REQUIRED TASK →
The material below should be written out in full and exactly; pictures stay out of the copy.
---- RAW RECORDS
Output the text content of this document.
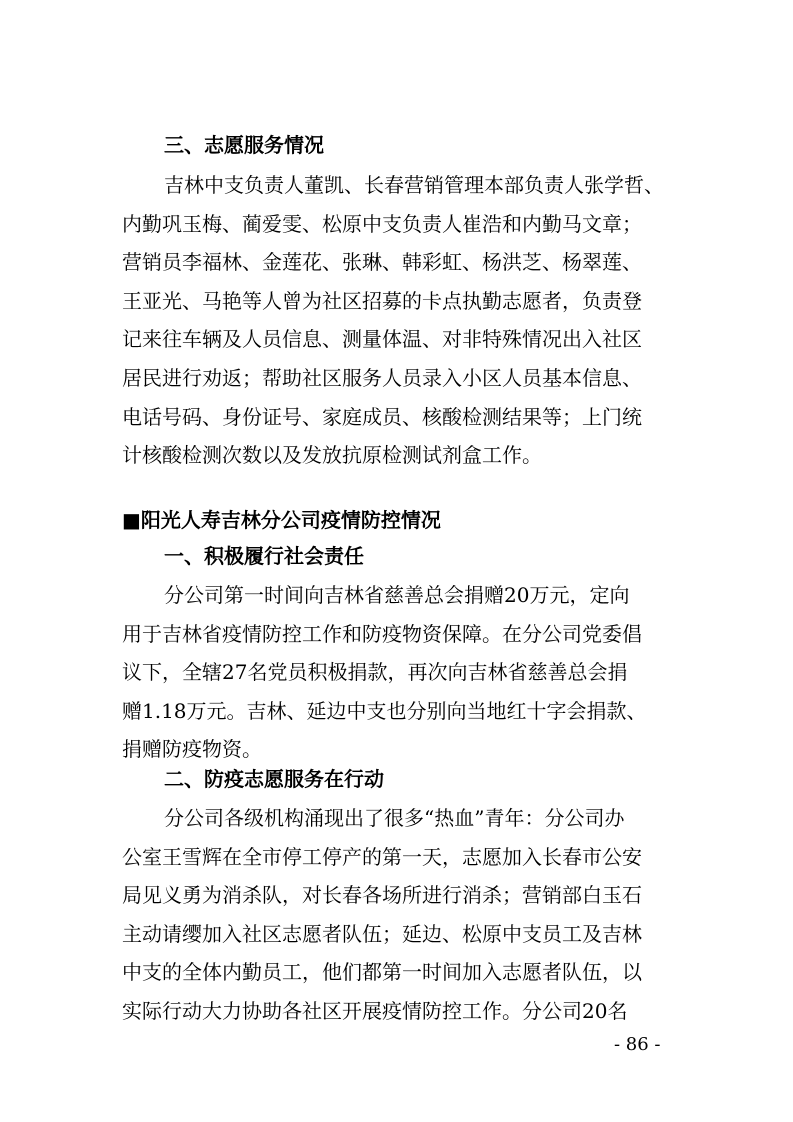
三、志愿服务情况
吉林中支负责人董凯、长春营销管理本部负责人张学哲、
内勤巩玉梅、蔺爱雯、松原中支负责人崔浩和内勤马文章；
营销员李福林、金莲花、张琳、韩彩虹、杨洪芝、杨翠莲、
王亚光、马艳等人曾为社区招募的卡点执勤志愿者，负责登
记来往车辆及人员信息、测量体温、对非特殊情况出入社区
居民进行劝返；帮助社区服务人员录入小区人员基本信息、
电话号码、身份证号、家庭成员、核酸检测结果等；上门统
计核酸检测次数以及发放抗原检测试剂盒工作。
■阳光人寿吉林分公司疫情防控情况
一、积极履行社会责任
分公司第一时间向吉林省慈善总会捐赠20万元，定向
用于吉林省疫情防控工作和防疫物资保障。在分公司党委倡
议下，全辖27名党员积极捐款，再次向吉林省慈善总会捐
赠1.18万元。吉林、延边中支也分别向当地红十字会捐款、
捐赠防疫物资。
二、防疫志愿服务在行动
分公司各级机构涌现出了很多“热血”青年：分公司办
公室王雪辉在全市停工停产的第一天，志愿加入长春市公安
局见义勇为消杀队，对长春各场所进行消杀；营销部白玉石
主动请缨加入社区志愿者队伍；延边、松原中支员工及吉林
中支的全体内勤员工，他们都第一时间加入志愿者队伍，以
实际行动大力协助各社区开展疫情防控工作。分公司20名
- 86 -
--------
EXERCISE ANSWER →
Output the text content of this document.
三、志愿服务情况
吉林中支负责人董凯、长春营销管理本部负责人张学哲、
内勤巩玉梅、蔺爱雯、松原中支负责人崔浩和内勤马文章；
营销员李福林、金莲花、张琳、韩彩虹、杨洪芝、杨翠莲、
王亚光、马艳等人曾为社区招募的卡点执勤志愿者，负责登
记来往车辆及人员信息、测量体温、对非特殊情况出入社区
居民进行劝返；帮助社区服务人员录入小区人员基本信息、
电话号码、身份证号、家庭成员、核酸检测结果等；上门统
计核酸检测次数以及发放抗原检测试剂盒工作。
■阳光人寿吉林分公司疫情防控情况
一、积极履行社会责任
分公司第一时间向吉林省慈善总会捐赠20万元，定向
用于吉林省疫情防控工作和防疫物资保障。在分公司党委倡
议下，全辖27名党员积极捐款，再次向吉林省慈善总会捐
赠1.18万元。吉林、延边中支也分别向当地红十字会捐款、
捐赠防疫物资。
二、防疫志愿服务在行动
分公司各级机构涌现出了很多“热血”青年：分公司办
公室王雪辉在全市停工停产的第一天，志愿加入长春市公安
局见义勇为消杀队，对长春各场所进行消杀；营销部白玉石
主动请缨加入社区志愿者队伍；延边、松原中支员工及吉林
中支的全体内勤员工，他们都第一时间加入志愿者队伍，以
实际行动大力协助各社区开展疫情防控工作。分公司20名
- 86 -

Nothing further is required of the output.